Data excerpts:

++++++++++++++++++++

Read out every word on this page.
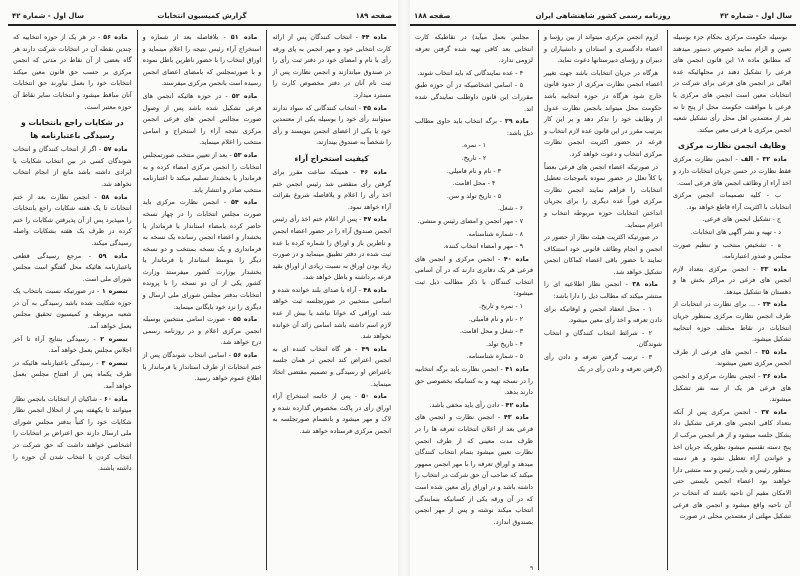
سال اول - شماره ۴۲	گزارش کمیسیون انتخابات	صفحه ۱۸۹

ماده ۴۴ - انتخاب کنندگان پس از ارائه کارت انتخابی خود و مهر انجمن به پای ورقه رأی با نام و امضای خود در دفتر ثبت رأی را در صندوق میاندازند و انجمن نظارت پس از ثبت نام آنان در دفتر مخصوص کارت را مسترد میدارد.

ماده ۴۵ - انتخاب کنندگانی که سواد ندارند میتوانند رأی خود را بوسیله یکی از معتمدین خود یا یکی از اعضای انجمن بنویسند و رأی را شخصاً به صندوق بیندازند.

کیفیت استخراج آراء

ماده ۴۶ - همینکه ساعت مقرر برای گرفتن رأی منقضی شد رئیس انجمن ختم اخذ رأی را اعلام و بلافاصله شروع بقرائت آراء خواهد نمود.

ماده ۴۷ - پس از اعلام ختم اخذ رأی رئیس انجمن صندوق آراء را در حضور اعضاء انجمن و ناظرین باز و اوراق را شماره کرده با عده ثبت شده در دفتر تطبیق مینماید و در صورت زیاد بودن اوراق به نسبت زیادی از اوراق بقید قرعه برداشته و باطل خواهد شد.

ماده ۴۸ - آراء با صدای بلند خوانده شده و اسامی منتخبین در صورتجلسه ثبت خواهد شد. اوراقی که خوانا نباشد یا بیش از عده لازم اسم داشته باشد اسامی زائد آن خوانده نخواهد شد.

ماده ۴۹ - هر گاه انتخاب کننده ای به انجمن اعتراض کند انجمن در همان جلسه باعتراض او رسیدگی و تصمیم مقتضی اتخاذ مینماید.

ماده ۵۰ - پس از خاتمه استخراج آراء اوراق رأی در پاکت مخصوص گذارده شده و لاک و مهر میشود و بانضمام صورتجلسه به انجمن مرکزی فرستاده خواهد شد.

ماده ۵۱ - بلافاصله بعد از شماره و استخراج آراء رئیس نتیجه را اعلام مینماید و اوراق انتخاب را با حضور ناظرین باطل نموده و با صورتمجلس که بامضای اعضای انجمن رسیده است بانجمن مرکزی میفرستد.

ماده ۵۲ - در حوزه هائیکه انجمن های فرعی تشکیل شده باشد پس از وصول صورت مجالس انجمن های فرعی انجمن مرکزی نتیجه آراء را استخراج و اسامی منتخب را اعلام مینماید.

ماده ۵۳ - بعد از تعیین منتخب صورتمجلس انتخابات را انجمن مرکزی امضاء کرده و به فرماندار یا بخشدار تسلیم میکند تا اعتبارنامه منتخب صادر و انتشار یابد.

ماده ۵۴ - انجمن نظارت مرکزی باید صورت مجلس انتخابات را در چهار نسخه حاضر کرده بامضاء استاندار یا فرماندار یا بخشدار و اعضاء انجمن رسانده یک نسخه به فرمانداری و یک نسخه بمنتخب و دو نسخه دیگر را بتوسط استاندار یا فرماندار یا بخشدار بوزارت کشور میفرستد وزارت کشور یکی از آن دو نسخه را با پرونده انتخابات بدفتر مجلس شورای ملی ارسال و دیگری را نزد خود بایگانی مینماید.

ماده ۵۵ - صورت اسامی منتخبین بوسیله انجمن مرکزی اعلام و در روزنامه رسمی درج خواهد شد.

ماده ۵۶ - اسامی انتخاب شوندگان پس از ختم انتخابات از طرف استاندار یا فرماندار با اطلاع عموم خواهد رسید.

ماده ۵۶ - در هر یک از حوزه انتخابیه که چندین نقطه آن در انتخابات شرکت دارند هر گاه بعضی از آن نقاط در مدتی که انجمن مرکزی بر حسب حق قانون معین میکند انتخابات خود را بعمل نیاورند حق انتخابات آنان ساقط میشود و انتخابات سایر نقاط آن حوزه معتبر است.

در شکایات راجع بانتخابات و رسیدگی باعتبارنامه ها

ماده ۵۷ - اگر از انتخاب کنندگان و انتخاب شوندگان کسی در بین انتخاب شکایات یا ایرادی داشته باشد مانع از انجام انتخاب نخواهد شد.

ماده ۵۸ - انجمن نظارت بعد از ختم انتخابات تا یک هفته شکایات راجع بانتخابات را میپذیرد پس از آن پذیرفتن شکایات را ختم کرده در ظرف یک هفته بشکایات واصله رسیدگی میکند.

ماده ۵۹ - مرجع رسیدگی قطعی باعتبارنامه هائیکه محل گفتگو است مجلس شورای ملی است.

تبصره ۱ - در صورتیکه نسبت بانتخاب یک حوزه شکایت شده باشد رسیدگی به آن در شعبه مربوطه و کمیسیون تحقیق مجلس بعمل خواهد آمد.

تبصره ۲ - رسیدگی بنتایج آراء تا آخر اجلاس مجلس بعمل خواهد آمد.

تبصره ۳ - رسیدگی باعتبارنامه هائیکه در طرف یکماه پس از افتتاح مجلس بعمل خواهد آمد.

ماده ۶۰ - شاکیان از انتخابات بانجمن نظار میتوانند تا یکهفته پس از انحلال انجمن نظار شکایات خود را کتباً بدفتر مجلس شورای ملی ارسال دارند حق اعتراض بر انتخابات را اشخاصی خواهند داشت که حق شرکت در انتخاب کردن یا انتخاب شدن آن حوزه را داشته باشند.

صفحه ۱۸۸	روزنامه رسمی کشور شاهنشاهی ایران	سال اول - شماره ۴۲

بوسیله حکومت مرکزی بحکام جزء بوسیله تعیین و الزام نمایند خصوص دستور میدهند که مطابق ماده ۱۸ این قانون انجمن های فرعی را تشکیل دهند در محلهائیکه عده اهالی در انجمن های فرعی برای شرکت در انتخابات معین است انجمن های مرکزی یا فرعی با موافقت حکومت محل از پنج تا نه نفر از معتمدین اهل محل رأی تشکیل شعبه انجمن مرکزی یا فرعی معین میکند.

وظایف انجمن نظارت مرکزی

ماده ۳۲ - الف - انجمن نظارت مرکزی فقط نظارت در حسن جریان انتخابات دارد و اخذ آراء از وظائف انجمن های فرعی است.

ب - کلیه تصمیمات انجمن مرکزی انتخابات با اکثریت آراء قاطع خواهد بود.

ج - تشکیل انجمن های فرعی.

د - تهیه و نشر آگهی های انتخابات.

ه - تشخیص منتخب و تنظیم صورت مجلس و صدور اعتبارنامه.

ماده ۳۳ - انجمن مرکزی بتعداد لازم انجمن های فرعی در مراکز بخش ها و دهستان ها تشکیل میدهد.

ماده ۳۴ - ... برای نظارت در انتخابات از طرف انجمن نظارت مرکزی بمنظور جریان انتخابات در نقاط مختلف حوزه انتخابیه تشکیل میشود.

ماده ۳۵ - انجمن های فرعی از طرف انجمن مرکزی تعیین میشوند.

ماده ۳۶ - انجمن نظارت مرکزی و انجمن های فرعی هر یک از سه نفر تشکیل میشوند.

ماده ۳۷ - انجمن مرکزی پس از آنکه بتعداد کافی انجمن های فرعی تشکیل داد بشکل جلسه میشود و از هر انجمن مرکب از پنج دسته تقسیم میشود بطوریکه جریان اخذ و خواندن آراء تعطیل نشود و هر دسته بمنظور رئیس و نایب رئیس و سه منشی دارا خواهند بود اعضاء انجمن بایستی حتی الامکان مقیم آن ناحیه باشند که انتخاب در آن ناحیه واقع میشود و انجمن های فرعی تشکیل مهلتی از معتمدین محلی در صورت

لزوم انجمن مرکزی میتواند از بین رؤسا و اعضاء دادگستری و استادان و دانشیاران و دبیران و رؤسای دبیرستانها دعوت نماید.

هرگاه در جریان انتخابات باشد جهت تغییر اعضاء انجمن نظارت مرکزی از حدود قانون خارج شود هرگاه در حوزه انتخابیه باشد حکومت محل میتواند بانجمن نظارت عدول از وظایف خود را تذکر دهد و بر این کار بترتیب مقرر در این قانون عده لازم انتخاب و قرعه در حضور اکثریت انجمن نظارت مرکزی انتخاب و دعوت خواهد کرد.

در صورتیکه اعضاء انجمن های فرعی بعضاً یا کلاً تعلل در حضور نموده باموجبات تعطیل انتخابات را فراهم نمایند انجمن نظارت مرکزی فوراً عده دیگری را برای بجریان انداختن انتخابات حوزه مربوطه انتخاب و اعزام مینماید.

در صورتیکه اکثریت هیئت نظار از حضور در انجمن و انجام وظائف قانونی خود استنکاف نمایند با حضور باقی اعضاء کماکان انجمن تشکیل خواهد شد.

ماده ۳۸ - انجمن نظار اطلاعیه ای را منتشر میکند که مطالب ذیل را دارا باشد:

۱ - محل انعقاد انجمن و اوقاتیکه برای دادن تعرفه و اخذ رأی معین میشود.

۲ - شرائط انتخاب کنندگان و انتخاب شوندگان.

۳ - ترتیب گرفتن تعرفه و دادن رأی (گرفتن تعرفه و دادن رأی در یک

مجلس بعمل میآید) در نقاطیکه کارت انتخابی بعد کافی تهیه شده گرفتن تعرفه لزومی ندارد.

۴ - عده نمایندگانی که باید انتخاب شوند.

۵ - اسامی اشخاصیکه در آن حوزه طبق مقررات این قانون داوطلب نمایندگی شده اند.

ماده ۳۹ - برگه انتخاب باید حاوی مطالب ذیل باشد:

۱ - نمره.

۲ - تاریخ.

۳ - نام و نام فامیلی.

۴ - محل اقامت.

۵ - تاریخ تولد و سن.

۶ - شغل.

۷ - مهر انجمن و امضای رئیس و منشی.

۸ - شماره شناسنامه.

۹ - مهر و امضاء انتخاب کننده.

ماده ۴۰ - انجمن مرکزی و انجمن های فرعی هر یک دفاتری دارند که در آن اسامی انتخاب کنندگان با ذکر مطالب ذیل ثبت میشود:

۱ - نمره و تاریخ.

۲ - نام و نام فامیلی.

۳ - شغل و محل اقامت.

۴ - تاریخ تولد.

۵ - شماره شناسنامه.

ماده ۴۱ - انجمن نظارت باید برگه انتخابیه را در نسخه تهیه و به کسانیکه بخصوصی حق دارند بدهد.

ماده ۴۲ - دادن رأی باید مخفی باشد.

ماده ۴۳ - انجمن نظارت و انجمن های فرعی بعد از اعلان انتخابات تعرفه ها را در ظرف مدت معینی که از طرف انجمن نظارت تعیین میشود بتمام انتخاب کنندگان میدهد و اوراق تعرفه را با مهر انجمن ممهور میکند که صاحب آن حق شرکت در انتخاب را داشته باشد و در اوراق رأی معین شده است که در آن ورقه یکی از کسانیکه بنمایندگی انتخاب میکند نوشته و پس از مهر انجمن بصندوق اندازد.

۹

++++++++++++++++++++

● **SET TASK**:
Your task is to list each line of the records with the word "مربوطه".

● **TASK RESULT**:
تبصره ۱ - در صورتیکه نسبت بانتخاب یک حوزه شکایت شده باشد رسیدگی به آن در شعبه مربوطه و کمیسیون تحقیق مجلس بعمل خواهد آمد.
در صورتیکه اعضاء انجمن های فرعی بعضاً یا کلاً تعلل در حضور نموده باموجبات تعطیل انتخابات را فراهم نمایند انجمن نظارت مرکزی فوراً عده دیگری را برای بجریان انداختن انتخابات حوزه مربوطه انتخاب و اعزام مینماید.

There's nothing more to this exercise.